Source data
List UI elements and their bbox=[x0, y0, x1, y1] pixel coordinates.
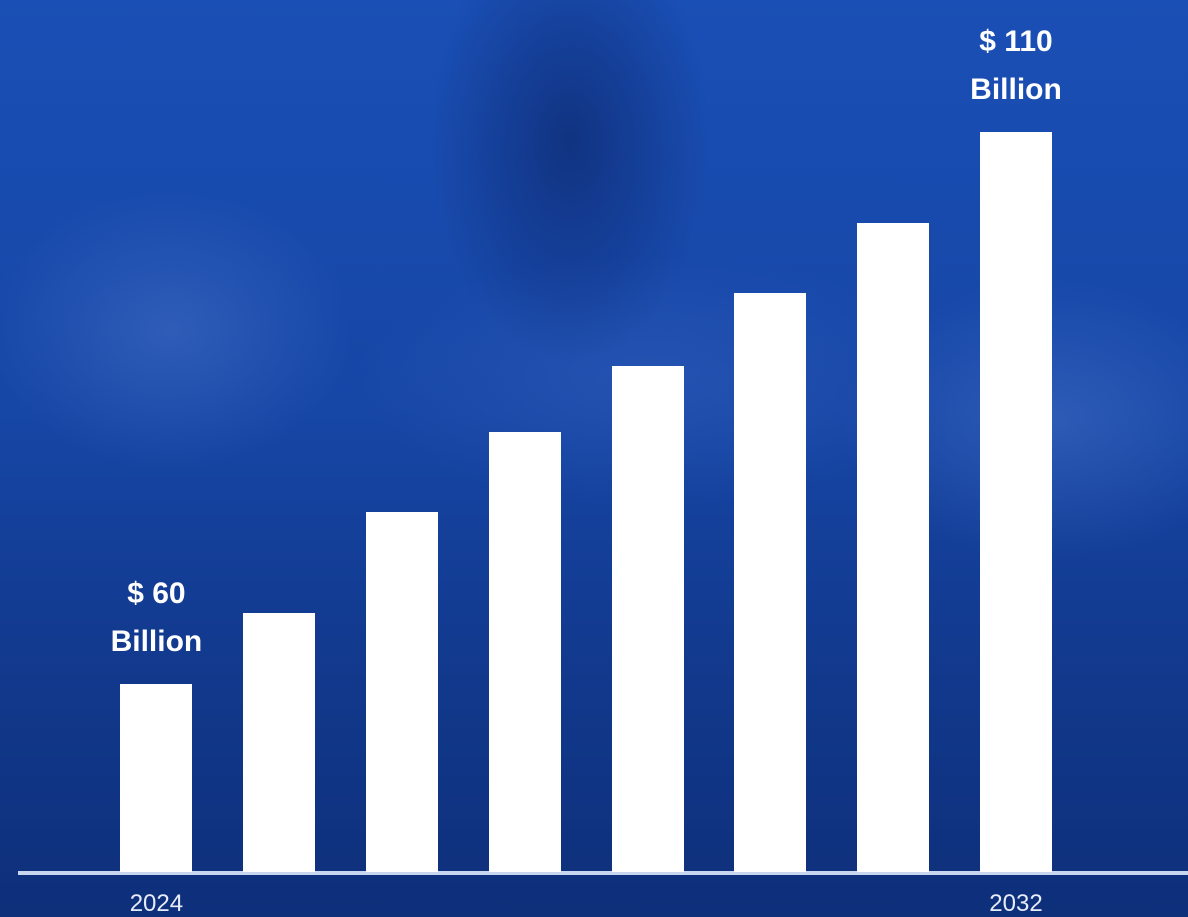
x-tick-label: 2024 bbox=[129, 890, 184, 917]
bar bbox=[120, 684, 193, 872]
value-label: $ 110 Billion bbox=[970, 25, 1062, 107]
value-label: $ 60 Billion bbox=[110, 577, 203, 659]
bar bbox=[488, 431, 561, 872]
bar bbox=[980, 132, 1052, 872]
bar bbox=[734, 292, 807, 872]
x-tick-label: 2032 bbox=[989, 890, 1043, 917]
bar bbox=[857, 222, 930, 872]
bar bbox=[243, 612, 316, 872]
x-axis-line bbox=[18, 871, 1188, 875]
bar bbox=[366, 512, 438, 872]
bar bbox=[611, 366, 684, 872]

▶ **Do this**:
Copy every line of the records above word for word, but leave out the pictures.

▶ **Output for this exercise**:
List UI elements and their bbox=[x0, y0, x1, y1] pixel coordinates.
x-tick-label: 2024 bbox=[129, 890, 184, 917]
bar bbox=[120, 684, 193, 872]
value-label: $ 110 Billion bbox=[970, 25, 1062, 107]
value-label: $ 60 Billion bbox=[110, 577, 203, 659]
bar bbox=[488, 431, 561, 872]
bar bbox=[980, 132, 1052, 872]
bar bbox=[734, 292, 807, 872]
x-tick-label: 2032 bbox=[989, 890, 1043, 917]
bar bbox=[857, 222, 930, 872]
bar bbox=[243, 612, 316, 872]
x-axis-line bbox=[18, 871, 1188, 875]
bar bbox=[366, 512, 438, 872]
bar bbox=[611, 366, 684, 872]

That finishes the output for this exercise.